#### GIVEN DATA

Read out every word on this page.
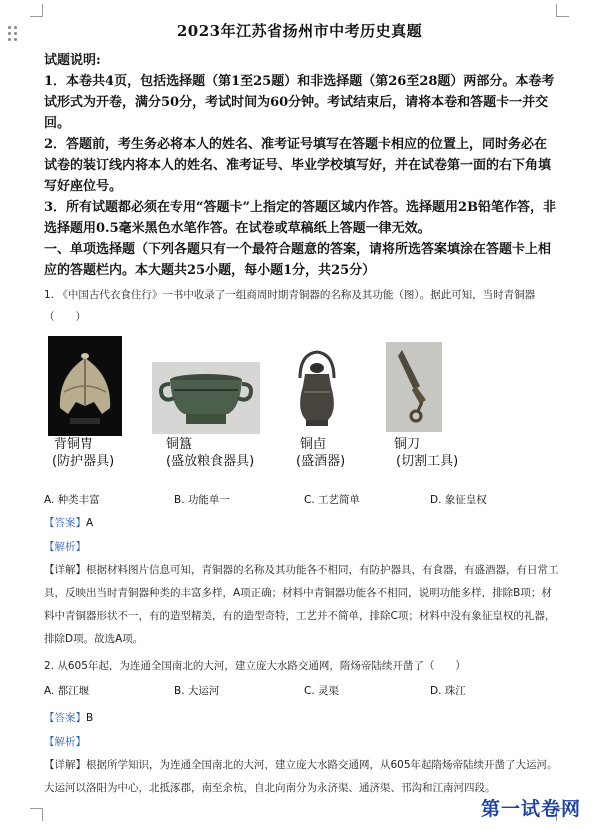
2023年江苏省扬州市中考历史真题

试题说明:

1．本卷共4页，包括选择题（第1至25题）和非选择题（第26至28题）两部分。本卷考试形式为开卷，满分50分，考试时间为60分钟。考试结束后，请将本卷和答题卡一并交回。

2．答题前，考生务必将本人的姓名、准考证号填写在答题卡相应的位置上，同时务必在试卷的装订线内将本人的姓名、准考证号、毕业学校填写好，并在试卷第一面的右下角填写好座位号。

3．所有试题都必须在专用“答题卡”上指定的答题区域内作答。选择题用2B铅笔作答，非选择题用0.5毫米黑色水笔作答。在试卷或草稿纸上答题一律无效。

一、单项选择题（下列各题只有一个最符合题意的答案，请将所选答案填涂在答题卡上相应的答题栏内。本大题共25小题，每小题1分，共25分）

1. 《中国古代衣食住行》一书中收录了一组商周时期青铜器的名称及其功能（图）。据此可知，当时青铜器（　　）

背铜胄
(防护器具)
铜簋
(盛放粮食器具)
铜卣
(盛酒器)
铜刀
(切割工具)
A. 种类丰富	B. 功能单一	C. 工艺简单	D. 象征皇权
【答案】A
【解析】

【详解】根据材料图片信息可知，青铜器的名称及其功能各不相同，有防护器具，有食器，有盛酒器，有日常工具，反映出当时青铜器种类的丰富多样，A项正确；材料中青铜器功能各不相同，说明功能多样，排除B项；材料中青铜器形状不一，有的造型精美，有的造型奇特，工艺并不简单，排除C项；材料中没有象征皇权的礼器，排除D项。故选A项。

2. 从605年起，为连通全国南北的大河，建立庞大水路交通网，隋炀帝陆续开凿了（　　）

A. 都江堰	B. 大运河	C. 灵渠	D. 珠江
【答案】B
【解析】

【详解】根据所学知识，为连通全国南北的大河，建立庞大水路交通网，从605年起隋炀帝陆续开凿了大运河。大运河以洛阳为中心，北抵涿郡，南至余杭，自北向南分为永济渠、通济渠、邗沟和江南河四段。

第一试卷网
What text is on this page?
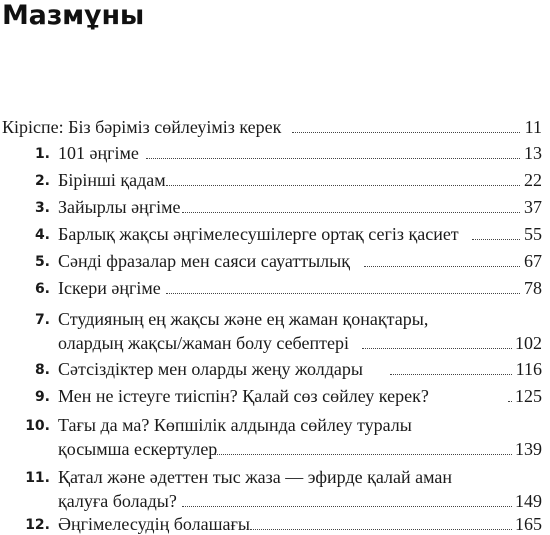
Мазмұны
Кіріспе: Біз бәріміз сөйлеуіміз керек	11
1. 101 әңгіме	13
2. Бірінші қадам	22
3. Зайырлы әңгіме	37
4. Барлық жақсы әңгімелесушілерге ортақ сегіз қасиет	55
5. Сәнді фразалар мен саяси сауаттылық	67
6. Іскери әңгіме	78
7. Студияның ең жақсы және ең жаман қонақтары,
олардың жақсы/жаман болу себептері	102
8. Сәтсіздіктер мен оларды жеңу жолдары	116
9. Мен не істеуге тиіспін? Қалай сөз сөйлеу керек?	125
10. Тағы да ма? Көпшілік алдында сөйлеу туралы
қосымша ескертулер	139
11. Қатал және әдеттен тыс жаза — эфирде қалай аман
қалуға болады?	149
12. Әңгімелесудің болашағы	165
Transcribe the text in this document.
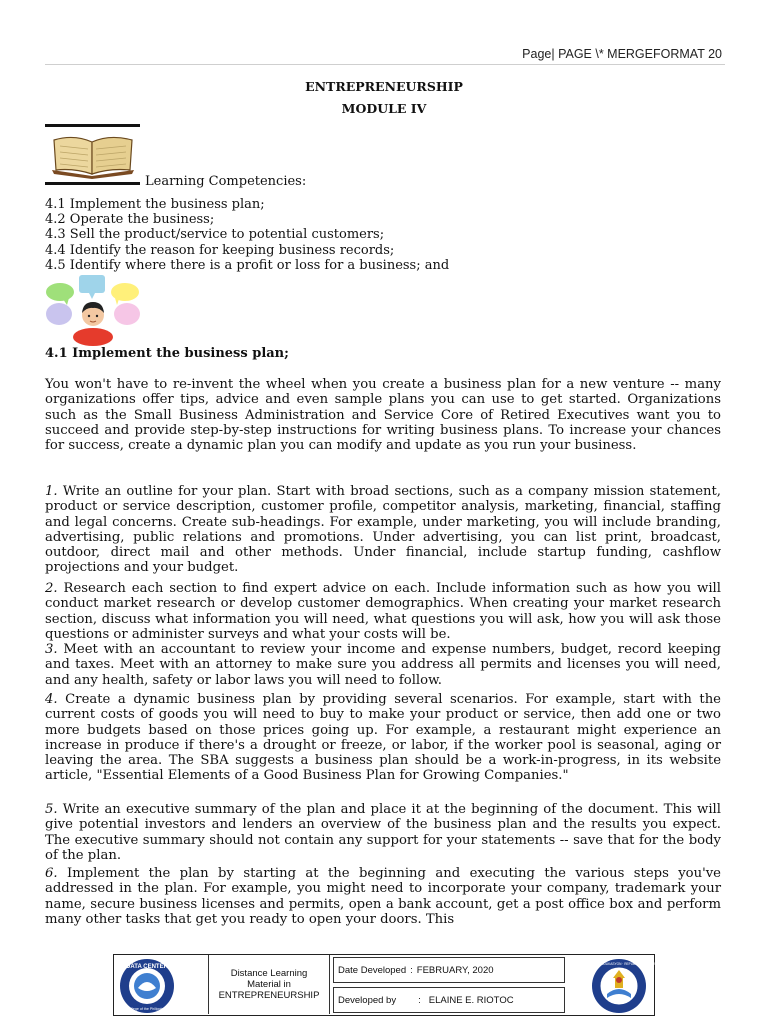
Page| PAGE \* MERGEFORMAT 20
ENTREPRENEURSHIP
MODULE IV
Learning Competencies:
4.1 Implement the business plan;
4.2 Operate the business;
4.3 Sell the product/service to potential customers;
4.4 Identify the reason for keeping business records;
4.5 Identify where there is a profit or loss for a business; and
4.1 Implement the business plan;
You won't have to re-invent the wheel when you create a business plan for a new venture -- many organizations offer tips, advice and even sample plans you can use to get started. Organizations such as the Small Business Administration and Service Core of Retired Executives want you to succeed and provide step-by-step instructions for writing business plans. To increase your chances for success, create a dynamic plan you can modify and update as you run your business.
1. Write an outline for your plan. Start with broad sections, such as a company mission statement, product or service description, customer profile, competitor analysis, marketing, financial, staffing and legal concerns. Create sub-headings. For example, under marketing, you will include branding, advertising, public relations and promotions. Under advertising, you can list print, broadcast, outdoor, direct mail and other methods. Under financial, include startup funding, cashflow projections and your budget.
2. Research each section to find expert advice on each. Include information such as how you will conduct market research or develop customer demographics. When creating your market research section, discuss what information you will need, what questions you will ask, how you will ask those questions or administer surveys and what your costs will be.
3. Meet with an accountant to review your income and expense numbers, budget, record keeping and taxes. Meet with an attorney to make sure you address all permits and licenses you will need, and any health, safety or labor laws you will need to follow.
4. Create a dynamic business plan by providing several scenarios. For example, start with the current costs of goods you will need to buy to make your product or service, then add one or two more budgets based on those prices going up. For example, a restaurant might experience an increase in produce if there's a drought or freeze, or labor, if the worker pool is seasonal, aging or leaving the area. The SBA suggests a business plan should be a work-in-progress, in its website article, "Essential Elements of a Good Business Plan for Growing Companies."
5. Write an executive summary of the plan and place it at the beginning of the document. This will give potential investors and lenders an overview of the business plan and the results you expect. The executive summary should not contain any support for your statements -- save that for the body of the plan.
6. Implement the plan by starting at the beginning and executing the various steps you've addressed in the plan. For example, you might need to incorporate your company, trademark your name, secure business licenses and permits, open a bank account, get a post office box and perform many other tasks that get you ready to open your doors. This
DATA CENTER
College of the Philippines
Distance Learning
Material in
ENTREPRENEURSHIP
Date Developed : FEBRUARY, 2020
Developed by : ELAINE E. RIOTOC
KAGAWARAN NG EDUKASYON · REPUBLIKA NG PILIPINAS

########

THE EXERCISE:
Identify each line containing the string "建立庞大水路交通网" and copy it out.

RESULT OF THIS TASK:
2. 从605年起，为连通全国南北的大河，建立庞大水路交通网，隋炀帝陆续开凿了（　　）
【详解】根据所学知识，为连通全国南北的大河，建立庞大水路交通网，从605年起隋炀帝陆续开凿了大运河。大运河以洛阳为中心，北抵涿郡，南至余杭，自北向南分为永济渠、通济渠、邗沟和江南河四段。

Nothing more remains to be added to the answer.